Stored items:
[start]
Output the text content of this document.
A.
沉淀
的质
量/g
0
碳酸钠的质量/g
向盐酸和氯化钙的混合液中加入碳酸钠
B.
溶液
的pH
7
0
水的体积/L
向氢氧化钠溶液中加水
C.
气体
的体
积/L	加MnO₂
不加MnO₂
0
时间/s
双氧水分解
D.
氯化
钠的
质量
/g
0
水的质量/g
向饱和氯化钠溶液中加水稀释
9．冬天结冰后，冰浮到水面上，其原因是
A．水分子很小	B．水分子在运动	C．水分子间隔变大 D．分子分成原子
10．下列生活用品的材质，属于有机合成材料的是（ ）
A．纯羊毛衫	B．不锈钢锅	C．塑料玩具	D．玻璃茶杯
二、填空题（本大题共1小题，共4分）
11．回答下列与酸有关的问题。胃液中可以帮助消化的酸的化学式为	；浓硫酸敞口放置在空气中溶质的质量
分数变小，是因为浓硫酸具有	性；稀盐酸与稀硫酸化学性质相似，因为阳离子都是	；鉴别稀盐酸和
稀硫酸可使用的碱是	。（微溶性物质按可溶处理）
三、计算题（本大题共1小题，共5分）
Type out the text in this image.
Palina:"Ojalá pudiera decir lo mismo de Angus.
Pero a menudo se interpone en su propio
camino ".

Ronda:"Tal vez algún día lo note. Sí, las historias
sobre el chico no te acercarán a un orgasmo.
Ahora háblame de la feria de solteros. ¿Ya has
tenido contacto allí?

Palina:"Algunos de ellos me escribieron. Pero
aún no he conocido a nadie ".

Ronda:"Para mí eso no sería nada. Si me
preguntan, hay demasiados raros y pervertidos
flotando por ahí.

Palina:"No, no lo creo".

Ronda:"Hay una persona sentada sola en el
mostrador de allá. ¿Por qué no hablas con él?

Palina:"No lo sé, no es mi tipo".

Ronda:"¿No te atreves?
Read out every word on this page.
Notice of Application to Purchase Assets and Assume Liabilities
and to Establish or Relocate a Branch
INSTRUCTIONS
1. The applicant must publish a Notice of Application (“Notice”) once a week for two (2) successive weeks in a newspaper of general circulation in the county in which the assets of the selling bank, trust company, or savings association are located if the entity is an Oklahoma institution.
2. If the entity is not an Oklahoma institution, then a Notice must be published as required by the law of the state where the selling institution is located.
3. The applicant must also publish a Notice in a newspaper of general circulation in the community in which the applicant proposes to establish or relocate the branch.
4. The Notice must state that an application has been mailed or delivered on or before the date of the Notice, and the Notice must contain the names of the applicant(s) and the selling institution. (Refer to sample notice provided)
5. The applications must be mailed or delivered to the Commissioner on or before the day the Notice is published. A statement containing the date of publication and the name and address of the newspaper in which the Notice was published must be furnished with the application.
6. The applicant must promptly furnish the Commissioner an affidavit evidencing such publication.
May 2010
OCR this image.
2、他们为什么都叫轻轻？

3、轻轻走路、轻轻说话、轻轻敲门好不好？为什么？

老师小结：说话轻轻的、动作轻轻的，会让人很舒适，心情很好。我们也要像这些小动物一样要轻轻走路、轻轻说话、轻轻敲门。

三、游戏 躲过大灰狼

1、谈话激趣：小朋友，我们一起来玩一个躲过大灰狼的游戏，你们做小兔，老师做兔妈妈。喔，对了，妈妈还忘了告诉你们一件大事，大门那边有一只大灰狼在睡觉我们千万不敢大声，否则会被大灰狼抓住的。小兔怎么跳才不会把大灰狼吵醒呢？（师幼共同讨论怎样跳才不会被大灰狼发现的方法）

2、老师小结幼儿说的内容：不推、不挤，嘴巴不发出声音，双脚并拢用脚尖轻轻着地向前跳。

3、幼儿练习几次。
[end]
_Stated exercise:_
Looking at the data above, show all lines where the word "Pero" occurs.

_Finished exercise:_
Pero a menudo se interpone en su propio
Palina:"Algunos de ellos me escribieron. Pero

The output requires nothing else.